GIVEN INSTRUCTION — Return only the lines starting at the line that contains "What does this" and ending with the final line of the listing; include both endpoints.

--- Begin ---

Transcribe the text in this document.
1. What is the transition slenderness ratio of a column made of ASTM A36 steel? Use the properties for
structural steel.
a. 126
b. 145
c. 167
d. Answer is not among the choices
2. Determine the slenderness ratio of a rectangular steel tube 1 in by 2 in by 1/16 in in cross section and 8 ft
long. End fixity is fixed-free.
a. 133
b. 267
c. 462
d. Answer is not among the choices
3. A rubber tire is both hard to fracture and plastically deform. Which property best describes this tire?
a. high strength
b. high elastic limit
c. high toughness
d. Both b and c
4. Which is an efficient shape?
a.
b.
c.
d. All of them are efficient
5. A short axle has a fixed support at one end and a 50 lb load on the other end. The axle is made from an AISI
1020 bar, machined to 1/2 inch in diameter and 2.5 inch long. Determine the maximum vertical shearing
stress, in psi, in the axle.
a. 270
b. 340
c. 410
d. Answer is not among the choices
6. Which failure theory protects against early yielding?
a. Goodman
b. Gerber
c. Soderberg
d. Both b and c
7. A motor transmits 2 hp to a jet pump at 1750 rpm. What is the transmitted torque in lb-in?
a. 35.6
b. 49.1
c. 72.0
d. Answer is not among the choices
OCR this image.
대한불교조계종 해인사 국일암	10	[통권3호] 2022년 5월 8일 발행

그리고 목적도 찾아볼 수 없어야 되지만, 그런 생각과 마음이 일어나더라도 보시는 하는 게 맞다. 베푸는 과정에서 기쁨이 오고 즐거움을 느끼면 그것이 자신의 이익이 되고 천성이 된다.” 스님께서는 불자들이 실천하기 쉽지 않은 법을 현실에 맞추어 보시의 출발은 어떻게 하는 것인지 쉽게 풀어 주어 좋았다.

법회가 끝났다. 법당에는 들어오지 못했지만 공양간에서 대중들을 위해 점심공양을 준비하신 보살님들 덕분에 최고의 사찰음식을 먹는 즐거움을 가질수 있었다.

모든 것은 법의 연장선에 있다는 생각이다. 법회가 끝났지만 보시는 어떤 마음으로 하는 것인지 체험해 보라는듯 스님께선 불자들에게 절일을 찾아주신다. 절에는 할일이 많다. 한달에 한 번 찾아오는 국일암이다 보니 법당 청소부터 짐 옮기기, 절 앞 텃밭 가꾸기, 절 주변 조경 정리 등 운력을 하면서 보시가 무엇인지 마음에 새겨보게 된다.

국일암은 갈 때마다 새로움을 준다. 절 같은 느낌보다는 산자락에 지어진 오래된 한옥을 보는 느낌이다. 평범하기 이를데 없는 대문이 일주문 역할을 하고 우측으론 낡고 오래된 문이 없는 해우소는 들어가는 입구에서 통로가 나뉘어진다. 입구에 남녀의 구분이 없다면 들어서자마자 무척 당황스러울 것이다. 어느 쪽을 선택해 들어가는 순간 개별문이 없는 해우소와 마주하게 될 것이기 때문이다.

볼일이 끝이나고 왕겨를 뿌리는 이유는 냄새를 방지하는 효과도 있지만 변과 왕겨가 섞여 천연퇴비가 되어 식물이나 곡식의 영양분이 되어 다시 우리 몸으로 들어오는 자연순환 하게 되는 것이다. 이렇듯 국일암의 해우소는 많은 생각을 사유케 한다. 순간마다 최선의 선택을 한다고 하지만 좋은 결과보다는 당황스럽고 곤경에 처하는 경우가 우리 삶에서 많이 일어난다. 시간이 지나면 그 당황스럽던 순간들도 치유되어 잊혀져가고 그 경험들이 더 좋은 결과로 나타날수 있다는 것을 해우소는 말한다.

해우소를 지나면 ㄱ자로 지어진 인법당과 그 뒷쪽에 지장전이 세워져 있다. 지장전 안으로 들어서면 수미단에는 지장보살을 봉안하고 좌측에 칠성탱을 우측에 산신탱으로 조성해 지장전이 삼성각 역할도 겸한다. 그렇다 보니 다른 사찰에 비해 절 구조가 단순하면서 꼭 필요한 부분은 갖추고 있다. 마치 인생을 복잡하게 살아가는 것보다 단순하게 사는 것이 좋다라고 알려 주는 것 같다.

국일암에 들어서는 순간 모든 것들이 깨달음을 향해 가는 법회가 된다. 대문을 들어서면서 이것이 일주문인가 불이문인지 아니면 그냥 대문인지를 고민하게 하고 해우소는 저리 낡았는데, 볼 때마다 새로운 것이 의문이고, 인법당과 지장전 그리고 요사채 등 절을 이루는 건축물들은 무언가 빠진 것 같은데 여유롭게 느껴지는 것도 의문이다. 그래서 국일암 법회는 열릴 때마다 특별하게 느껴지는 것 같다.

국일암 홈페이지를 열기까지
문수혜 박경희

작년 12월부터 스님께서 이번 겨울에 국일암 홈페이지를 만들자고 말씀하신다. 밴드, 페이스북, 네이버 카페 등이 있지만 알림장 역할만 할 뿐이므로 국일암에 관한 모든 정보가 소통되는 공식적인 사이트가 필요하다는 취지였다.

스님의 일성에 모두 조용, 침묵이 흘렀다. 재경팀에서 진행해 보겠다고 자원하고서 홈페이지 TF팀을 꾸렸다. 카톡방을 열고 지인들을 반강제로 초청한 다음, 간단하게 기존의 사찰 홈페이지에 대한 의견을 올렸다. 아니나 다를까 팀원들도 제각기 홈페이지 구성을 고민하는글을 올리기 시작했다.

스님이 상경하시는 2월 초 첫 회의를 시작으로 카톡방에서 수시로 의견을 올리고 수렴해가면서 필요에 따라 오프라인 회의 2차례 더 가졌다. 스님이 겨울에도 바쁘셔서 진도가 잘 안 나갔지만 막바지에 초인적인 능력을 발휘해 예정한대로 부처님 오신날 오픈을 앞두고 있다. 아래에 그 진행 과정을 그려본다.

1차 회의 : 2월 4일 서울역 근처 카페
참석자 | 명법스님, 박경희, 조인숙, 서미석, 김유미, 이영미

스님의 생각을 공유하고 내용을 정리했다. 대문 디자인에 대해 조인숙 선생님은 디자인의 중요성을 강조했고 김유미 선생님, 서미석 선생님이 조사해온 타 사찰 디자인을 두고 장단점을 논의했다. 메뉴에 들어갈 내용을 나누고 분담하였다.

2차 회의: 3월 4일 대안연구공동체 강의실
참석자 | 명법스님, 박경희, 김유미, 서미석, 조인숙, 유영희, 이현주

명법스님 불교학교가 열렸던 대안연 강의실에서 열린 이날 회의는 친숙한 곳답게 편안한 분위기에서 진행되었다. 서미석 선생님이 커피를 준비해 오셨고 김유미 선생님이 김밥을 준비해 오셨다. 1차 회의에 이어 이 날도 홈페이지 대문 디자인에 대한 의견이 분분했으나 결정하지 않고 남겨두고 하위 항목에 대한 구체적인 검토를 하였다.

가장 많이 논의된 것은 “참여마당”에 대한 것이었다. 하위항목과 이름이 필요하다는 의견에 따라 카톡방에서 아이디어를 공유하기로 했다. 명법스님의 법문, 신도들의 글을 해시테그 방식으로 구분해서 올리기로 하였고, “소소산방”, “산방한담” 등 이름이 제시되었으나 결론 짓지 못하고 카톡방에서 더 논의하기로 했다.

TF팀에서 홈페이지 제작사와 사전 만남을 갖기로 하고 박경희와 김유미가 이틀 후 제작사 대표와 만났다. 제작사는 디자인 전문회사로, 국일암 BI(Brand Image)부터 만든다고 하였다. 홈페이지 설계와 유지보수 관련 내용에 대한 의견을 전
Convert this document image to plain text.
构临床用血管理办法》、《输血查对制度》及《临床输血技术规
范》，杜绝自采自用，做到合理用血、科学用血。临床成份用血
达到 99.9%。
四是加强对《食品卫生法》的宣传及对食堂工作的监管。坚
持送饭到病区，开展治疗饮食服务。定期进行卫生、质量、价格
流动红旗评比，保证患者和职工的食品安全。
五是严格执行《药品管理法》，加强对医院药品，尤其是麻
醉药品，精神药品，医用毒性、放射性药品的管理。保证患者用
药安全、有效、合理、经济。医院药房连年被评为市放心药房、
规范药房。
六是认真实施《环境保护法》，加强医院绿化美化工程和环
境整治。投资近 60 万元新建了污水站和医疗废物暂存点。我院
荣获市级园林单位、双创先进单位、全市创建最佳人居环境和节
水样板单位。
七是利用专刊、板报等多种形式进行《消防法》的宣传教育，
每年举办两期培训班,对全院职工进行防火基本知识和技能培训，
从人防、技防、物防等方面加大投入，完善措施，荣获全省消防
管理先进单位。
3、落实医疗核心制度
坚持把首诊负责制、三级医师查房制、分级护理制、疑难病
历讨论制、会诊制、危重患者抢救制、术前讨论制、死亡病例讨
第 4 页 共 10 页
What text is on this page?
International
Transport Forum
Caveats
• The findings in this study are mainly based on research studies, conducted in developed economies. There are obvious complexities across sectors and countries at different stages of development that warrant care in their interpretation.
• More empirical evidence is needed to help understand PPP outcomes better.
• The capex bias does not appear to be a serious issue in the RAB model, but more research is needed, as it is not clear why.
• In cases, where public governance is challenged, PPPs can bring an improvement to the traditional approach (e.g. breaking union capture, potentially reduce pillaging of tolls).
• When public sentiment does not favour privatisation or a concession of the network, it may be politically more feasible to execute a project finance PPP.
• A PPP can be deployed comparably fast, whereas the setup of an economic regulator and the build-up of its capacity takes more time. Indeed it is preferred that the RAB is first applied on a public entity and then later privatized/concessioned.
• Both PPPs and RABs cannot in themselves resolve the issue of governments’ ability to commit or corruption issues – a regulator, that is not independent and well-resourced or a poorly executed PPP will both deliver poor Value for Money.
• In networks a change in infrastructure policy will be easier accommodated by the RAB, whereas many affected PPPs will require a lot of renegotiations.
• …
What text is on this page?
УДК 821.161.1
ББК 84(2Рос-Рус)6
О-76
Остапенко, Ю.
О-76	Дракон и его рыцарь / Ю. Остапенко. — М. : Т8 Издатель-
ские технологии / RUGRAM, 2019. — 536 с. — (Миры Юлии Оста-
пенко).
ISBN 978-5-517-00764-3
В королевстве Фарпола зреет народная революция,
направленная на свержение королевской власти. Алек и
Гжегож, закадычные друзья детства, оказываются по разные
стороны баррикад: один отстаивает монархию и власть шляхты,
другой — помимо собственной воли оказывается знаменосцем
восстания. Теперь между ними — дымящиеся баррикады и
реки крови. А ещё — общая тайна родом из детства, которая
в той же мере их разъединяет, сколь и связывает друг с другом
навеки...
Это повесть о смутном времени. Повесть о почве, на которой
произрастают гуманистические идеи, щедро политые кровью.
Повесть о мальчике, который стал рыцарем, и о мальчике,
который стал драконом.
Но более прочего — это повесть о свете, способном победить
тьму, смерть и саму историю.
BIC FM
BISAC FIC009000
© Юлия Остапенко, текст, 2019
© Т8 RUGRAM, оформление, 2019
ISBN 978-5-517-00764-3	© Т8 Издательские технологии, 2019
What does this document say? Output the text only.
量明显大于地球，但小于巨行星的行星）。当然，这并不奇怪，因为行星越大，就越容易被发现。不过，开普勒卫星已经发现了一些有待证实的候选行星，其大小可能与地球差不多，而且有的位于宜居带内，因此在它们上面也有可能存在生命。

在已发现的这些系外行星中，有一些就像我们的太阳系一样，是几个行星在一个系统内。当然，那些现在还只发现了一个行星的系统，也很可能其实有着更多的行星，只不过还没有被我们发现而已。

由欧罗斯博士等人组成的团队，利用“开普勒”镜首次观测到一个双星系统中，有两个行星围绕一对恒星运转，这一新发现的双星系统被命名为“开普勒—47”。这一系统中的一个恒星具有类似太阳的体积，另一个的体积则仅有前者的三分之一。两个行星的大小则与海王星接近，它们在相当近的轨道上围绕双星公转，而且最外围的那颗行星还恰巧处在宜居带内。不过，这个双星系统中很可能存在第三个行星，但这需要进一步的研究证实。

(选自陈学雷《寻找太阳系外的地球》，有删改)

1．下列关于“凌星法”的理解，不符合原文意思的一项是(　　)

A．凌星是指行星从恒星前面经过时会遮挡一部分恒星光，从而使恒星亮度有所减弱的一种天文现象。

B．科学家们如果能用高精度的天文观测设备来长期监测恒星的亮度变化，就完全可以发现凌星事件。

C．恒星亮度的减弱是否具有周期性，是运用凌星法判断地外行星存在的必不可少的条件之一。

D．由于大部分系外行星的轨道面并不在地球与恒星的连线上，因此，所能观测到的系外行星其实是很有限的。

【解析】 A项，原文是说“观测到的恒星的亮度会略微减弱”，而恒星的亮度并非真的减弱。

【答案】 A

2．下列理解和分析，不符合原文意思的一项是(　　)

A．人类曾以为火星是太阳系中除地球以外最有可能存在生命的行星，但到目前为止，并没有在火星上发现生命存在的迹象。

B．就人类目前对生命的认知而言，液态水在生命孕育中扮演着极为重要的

--- End ---

THE RESPONSE —
What does this document say? Output the text only.
量明显大于地球，但小于巨行星的行星）。当然，这并不奇怪，因为行星越大，就越容易被发现。不过，开普勒卫星已经发现了一些有待证实的候选行星，其大小可能与地球差不多，而且有的位于宜居带内，因此在它们上面也有可能存在生命。

在已发现的这些系外行星中，有一些就像我们的太阳系一样，是几个行星在一个系统内。当然，那些现在还只发现了一个行星的系统，也很可能其实有着更多的行星，只不过还没有被我们发现而已。

由欧罗斯博士等人组成的团队，利用“开普勒”镜首次观测到一个双星系统中，有两个行星围绕一对恒星运转，这一新发现的双星系统被命名为“开普勒—47”。这一系统中的一个恒星具有类似太阳的体积，另一个的体积则仅有前者的三分之一。两个行星的大小则与海王星接近，它们在相当近的轨道上围绕双星公转，而且最外围的那颗行星还恰巧处在宜居带内。不过，这个双星系统中很可能存在第三个行星，但这需要进一步的研究证实。

(选自陈学雷《寻找太阳系外的地球》，有删改)

1．下列关于“凌星法”的理解，不符合原文意思的一项是(　　)

A．凌星是指行星从恒星前面经过时会遮挡一部分恒星光，从而使恒星亮度有所减弱的一种天文现象。

B．科学家们如果能用高精度的天文观测设备来长期监测恒星的亮度变化，就完全可以发现凌星事件。

C．恒星亮度的减弱是否具有周期性，是运用凌星法判断地外行星存在的必不可少的条件之一。

D．由于大部分系外行星的轨道面并不在地球与恒星的连线上，因此，所能观测到的系外行星其实是很有限的。

【解析】 A项，原文是说“观测到的恒星的亮度会略微减弱”，而恒星的亮度并非真的减弱。

【答案】 A

2．下列理解和分析，不符合原文意思的一项是(　　)

A．人类曾以为火星是太阳系中除地球以外最有可能存在生命的行星，但到目前为止，并没有在火星上发现生命存在的迹象。

B．就人类目前对生命的认知而言，液态水在生命孕育中扮演着极为重要的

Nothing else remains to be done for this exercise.